> Short task
Output every line below without omitting or altering anything.

— BEGIN —

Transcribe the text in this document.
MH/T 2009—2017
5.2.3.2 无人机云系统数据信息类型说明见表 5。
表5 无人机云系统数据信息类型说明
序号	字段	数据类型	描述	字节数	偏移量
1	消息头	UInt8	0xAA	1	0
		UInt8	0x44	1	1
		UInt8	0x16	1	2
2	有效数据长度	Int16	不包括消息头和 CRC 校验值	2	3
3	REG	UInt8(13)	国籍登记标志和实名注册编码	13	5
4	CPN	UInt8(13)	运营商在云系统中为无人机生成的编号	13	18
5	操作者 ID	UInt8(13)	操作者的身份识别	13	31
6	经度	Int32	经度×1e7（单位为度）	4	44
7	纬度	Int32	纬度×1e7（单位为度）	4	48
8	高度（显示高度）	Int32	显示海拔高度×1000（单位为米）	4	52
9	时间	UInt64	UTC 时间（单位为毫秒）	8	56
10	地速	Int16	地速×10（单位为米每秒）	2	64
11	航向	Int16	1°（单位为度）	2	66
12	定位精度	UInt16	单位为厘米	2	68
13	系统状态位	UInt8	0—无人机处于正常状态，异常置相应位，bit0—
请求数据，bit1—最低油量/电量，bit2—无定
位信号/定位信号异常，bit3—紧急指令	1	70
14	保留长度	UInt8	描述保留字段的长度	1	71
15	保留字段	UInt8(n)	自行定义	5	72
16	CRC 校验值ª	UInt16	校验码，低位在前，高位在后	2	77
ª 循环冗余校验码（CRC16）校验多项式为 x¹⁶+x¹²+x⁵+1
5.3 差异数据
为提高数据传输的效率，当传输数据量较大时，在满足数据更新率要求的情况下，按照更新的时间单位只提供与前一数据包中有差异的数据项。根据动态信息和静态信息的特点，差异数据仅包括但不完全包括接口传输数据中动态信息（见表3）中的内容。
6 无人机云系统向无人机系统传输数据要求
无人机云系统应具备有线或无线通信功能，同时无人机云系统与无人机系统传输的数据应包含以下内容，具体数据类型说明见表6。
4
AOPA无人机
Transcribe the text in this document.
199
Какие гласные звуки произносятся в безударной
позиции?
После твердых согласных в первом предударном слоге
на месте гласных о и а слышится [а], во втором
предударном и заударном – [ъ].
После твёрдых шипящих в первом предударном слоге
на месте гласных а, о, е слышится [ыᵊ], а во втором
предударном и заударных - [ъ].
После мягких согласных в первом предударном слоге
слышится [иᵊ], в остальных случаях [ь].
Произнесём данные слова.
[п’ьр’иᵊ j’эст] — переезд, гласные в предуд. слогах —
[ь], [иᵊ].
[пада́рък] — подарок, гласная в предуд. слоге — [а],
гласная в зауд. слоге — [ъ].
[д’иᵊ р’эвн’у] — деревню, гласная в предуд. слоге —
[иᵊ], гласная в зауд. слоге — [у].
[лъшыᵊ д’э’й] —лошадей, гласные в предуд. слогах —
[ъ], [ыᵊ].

— END —

> Result of this task
Transcribe the text in this document.
MH/T 2009—2017
5.2.3.2 无人机云系统数据信息类型说明见表 5。
表5 无人机云系统数据信息类型说明
序号	字段	数据类型	描述	字节数	偏移量
1	消息头	UInt8	0xAA	1	0
		UInt8	0x44	1	1
		UInt8	0x16	1	2
2	有效数据长度	Int16	不包括消息头和 CRC 校验值	2	3
3	REG	UInt8(13)	国籍登记标志和实名注册编码	13	5
4	CPN	UInt8(13)	运营商在云系统中为无人机生成的编号	13	18
5	操作者 ID	UInt8(13)	操作者的身份识别	13	31
6	经度	Int32	经度×1e7（单位为度）	4	44
7	纬度	Int32	纬度×1e7（单位为度）	4	48
8	高度（显示高度）	Int32	显示海拔高度×1000（单位为米）	4	52
9	时间	UInt64	UTC 时间（单位为毫秒）	8	56
10	地速	Int16	地速×10（单位为米每秒）	2	64
11	航向	Int16	1°（单位为度）	2	66
12	定位精度	UInt16	单位为厘米	2	68
13	系统状态位	UInt8	0—无人机处于正常状态，异常置相应位，bit0—
请求数据，bit1—最低油量/电量，bit2—无定
位信号/定位信号异常，bit3—紧急指令	1	70
14	保留长度	UInt8	描述保留字段的长度	1	71
15	保留字段	UInt8(n)	自行定义	5	72
16	CRC 校验值ª	UInt16	校验码，低位在前，高位在后	2	77
ª 循环冗余校验码（CRC16）校验多项式为 x¹⁶+x¹²+x⁵+1
5.3 差异数据
为提高数据传输的效率，当传输数据量较大时，在满足数据更新率要求的情况下，按照更新的时间单位只提供与前一数据包中有差异的数据项。根据动态信息和静态信息的特点，差异数据仅包括但不完全包括接口传输数据中动态信息（见表3）中的内容。
6 无人机云系统向无人机系统传输数据要求
无人机云系统应具备有线或无线通信功能，同时无人机云系统与无人机系统传输的数据应包含以下内容，具体数据类型说明见表6。
4
AOPA无人机
Transcribe the text in this document.
199
Какие гласные звуки произносятся в безударной
позиции?
После твердых согласных в первом предударном слоге
на месте гласных о и а слышится [а], во втором
предударном и заударном – [ъ].
После твёрдых шипящих в первом предударном слоге
на месте гласных а, о, е слышится [ыᵊ], а во втором
предударном и заударных - [ъ].
После мягких согласных в первом предударном слоге
слышится [иᵊ], в остальных случаях [ь].
Произнесём данные слова.
[п’ьр’иᵊ j’эст] — переезд, гласные в предуд. слогах —
[ь], [иᵊ].
[пада́рък] — подарок, гласная в предуд. слоге — [а],
гласная в зауд. слоге — [ъ].
[д’иᵊ р’эвн’у] — деревню, гласная в предуд. слоге —
[иᵊ], гласная в зауд. слоге — [у].
[лъшыᵊ д’э’й] —лошадей, гласные в предуд. слогах —
[ъ], [ыᵊ].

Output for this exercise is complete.